§ **Goal**
Extract the listing below in full, unchanged.

··· Data rows

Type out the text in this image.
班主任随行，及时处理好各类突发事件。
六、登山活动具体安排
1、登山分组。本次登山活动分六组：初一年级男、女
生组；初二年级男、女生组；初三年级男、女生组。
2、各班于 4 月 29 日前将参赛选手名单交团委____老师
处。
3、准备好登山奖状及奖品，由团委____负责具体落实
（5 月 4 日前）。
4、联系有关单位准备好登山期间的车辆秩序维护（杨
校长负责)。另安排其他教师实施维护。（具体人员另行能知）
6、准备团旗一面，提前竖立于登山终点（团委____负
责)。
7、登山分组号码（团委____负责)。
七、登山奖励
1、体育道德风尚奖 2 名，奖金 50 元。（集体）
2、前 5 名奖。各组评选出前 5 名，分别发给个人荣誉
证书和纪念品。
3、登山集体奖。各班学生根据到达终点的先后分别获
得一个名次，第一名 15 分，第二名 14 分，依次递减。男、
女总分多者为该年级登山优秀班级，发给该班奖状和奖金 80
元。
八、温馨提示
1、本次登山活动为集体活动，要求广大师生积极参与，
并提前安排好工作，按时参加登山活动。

······

§ **Exercise response**
Type out the text in this image.
班主任随行，及时处理好各类突发事件。
六、登山活动具体安排
1、登山分组。本次登山活动分六组：初一年级男、女
生组；初二年级男、女生组；初三年级男、女生组。
2、各班于 4 月 29 日前将参赛选手名单交团委____老师
处。
3、准备好登山奖状及奖品，由团委____负责具体落实
（5 月 4 日前）。
4、联系有关单位准备好登山期间的车辆秩序维护（杨
校长负责)。另安排其他教师实施维护。（具体人员另行能知）
6、准备团旗一面，提前竖立于登山终点（团委____负
责)。
7、登山分组号码（团委____负责)。
七、登山奖励
1、体育道德风尚奖 2 名，奖金 50 元。（集体）
2、前 5 名奖。各组评选出前 5 名，分别发给个人荣誉
证书和纪念品。
3、登山集体奖。各班学生根据到达终点的先后分别获
得一个名次，第一名 15 分，第二名 14 分，依次递减。男、
女总分多者为该年级登山优秀班级，发给该班奖状和奖金 80
元。
八、温馨提示
1、本次登山活动为集体活动，要求广大师生积极参与，
并提前安排好工作，按时参加登山活动。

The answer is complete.